Given instruction — Search the data below for the word "Zahlungsabwicklung" and copy each line that holds it.

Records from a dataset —
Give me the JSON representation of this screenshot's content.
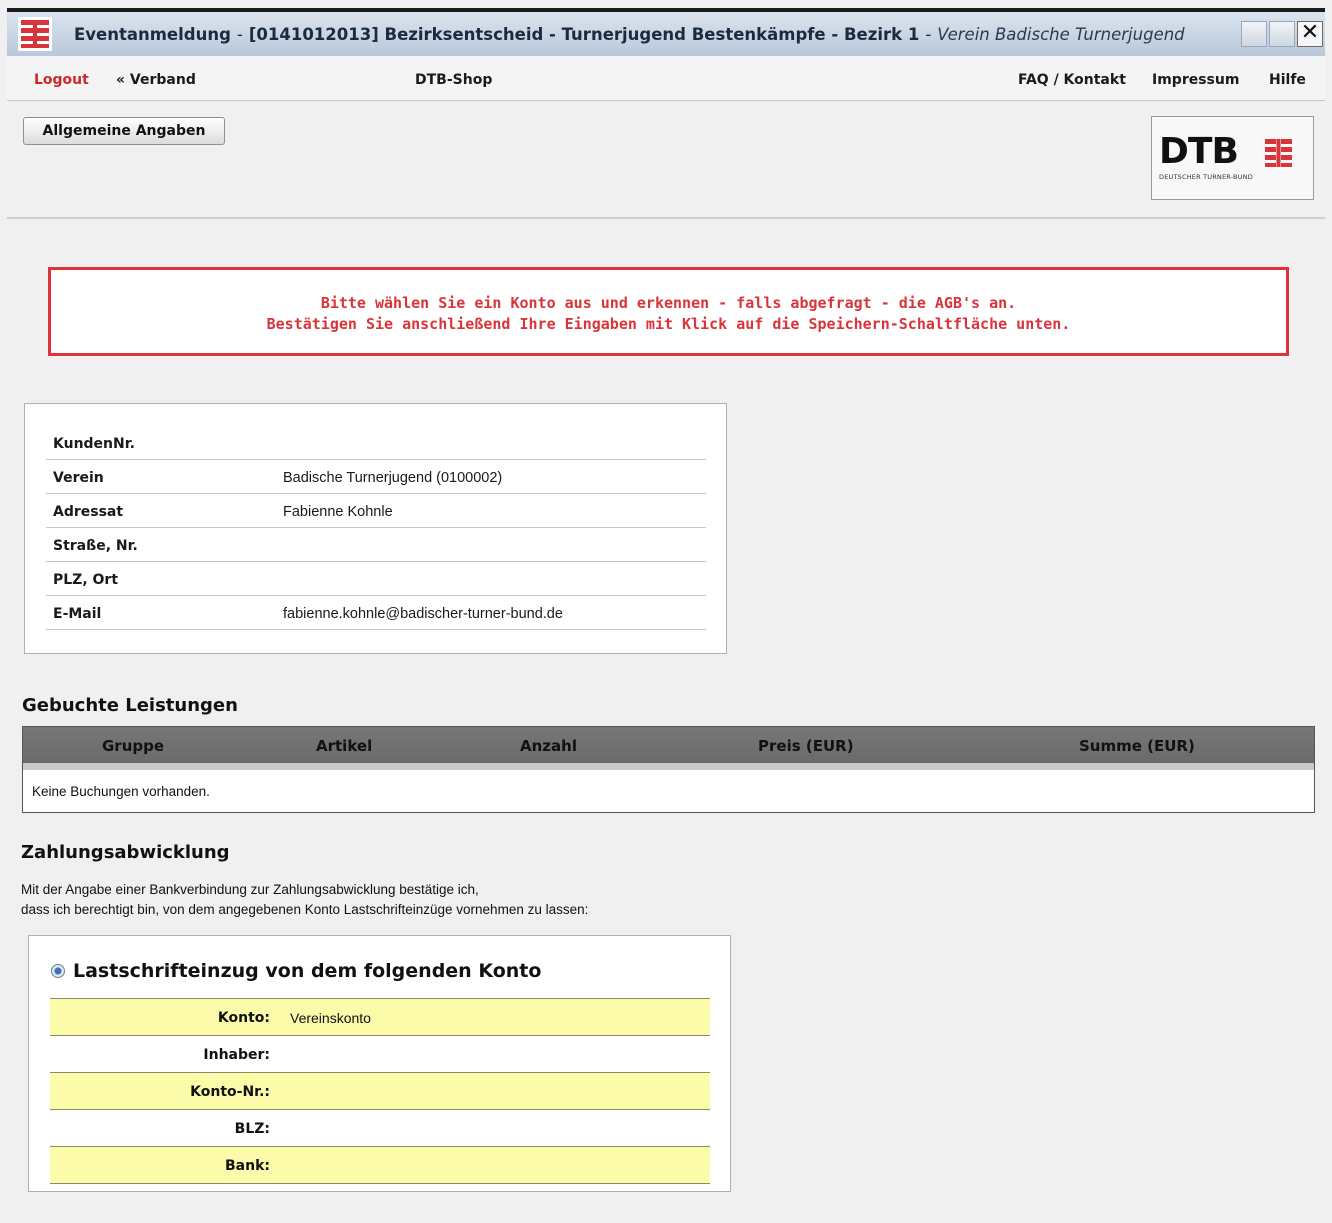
{
  "window": {
    "title_prefix": "Eventanmeldung",
    "event_title": "[0141012013] Bezirksentscheid - Turnerjugend Bestenkämpfe - Bezirk 1",
    "verein_label": "Verein Badische Turnerjugend",
    "separator": "-",
    "close_glyph": "✕"
  },
  "nav": {
    "logout": "Logout",
    "verband": "« Verband",
    "shop": "DTB-Shop",
    "faq": "FAQ / Kontakt",
    "impressum": "Impressum",
    "hilfe": "Hilfe"
  },
  "tabs": {
    "allgemeine": "Allgemeine Angaben"
  },
  "logo": {
    "word": "DTB",
    "subtitle": "DEUTSCHER TURNER-BUND",
    "color": "#d9343a"
  },
  "alert": {
    "line1": "Bitte wählen Sie ein Konto aus und erkennen - falls abgefragt - die AGB's an.",
    "line2": "Bestätigen Sie anschließend Ihre Eingaben mit Klick auf die Speichern-Schaltfläche unten."
  },
  "customer": [
    {
      "label": "KundenNr.",
      "value": ""
    },
    {
      "label": "Verein",
      "value": "Badische Turnerjugend (0100002)"
    },
    {
      "label": "Adressat",
      "value": "Fabienne Kohnle"
    },
    {
      "label": "Straße, Nr.",
      "value": ""
    },
    {
      "label": "PLZ, Ort",
      "value": ""
    },
    {
      "label": "E-Mail",
      "value": "fabienne.kohnle@badischer-turner-bund.de"
    }
  ],
  "bookings": {
    "heading": "Gebuchte Leistungen",
    "columns": [
      "Gruppe",
      "Artikel",
      "Anzahl",
      "Preis (EUR)",
      "Summe (EUR)"
    ],
    "empty_message": "Keine Buchungen vorhanden."
  },
  "payment": {
    "heading": "Zahlungsabwicklung",
    "desc_line1": "Mit der Angabe einer Bankverbindung zur Zahlungsabwicklung bestätige ich,",
    "desc_line2": "dass ich berechtigt bin, von dem angegebenen Konto Lastschrifteinzüge vornehmen zu lassen:",
    "option_label": "Lastschrifteinzug von dem folgenden Konto",
    "option_selected": true,
    "fields": [
      {
        "label": "Konto:",
        "value": "Vereinskonto"
      },
      {
        "label": "Inhaber:",
        "value": ""
      },
      {
        "label": "Konto-Nr.:",
        "value": ""
      },
      {
        "label": "BLZ:",
        "value": ""
      },
      {
        "label": "Bank:",
        "value": ""
      }
    ]
  }
}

Response —
    "heading": "Zahlungsabwicklung",
    "desc_line1": "Mit der Angabe einer Bankverbindung zur Zahlungsabwicklung bestätige ich,",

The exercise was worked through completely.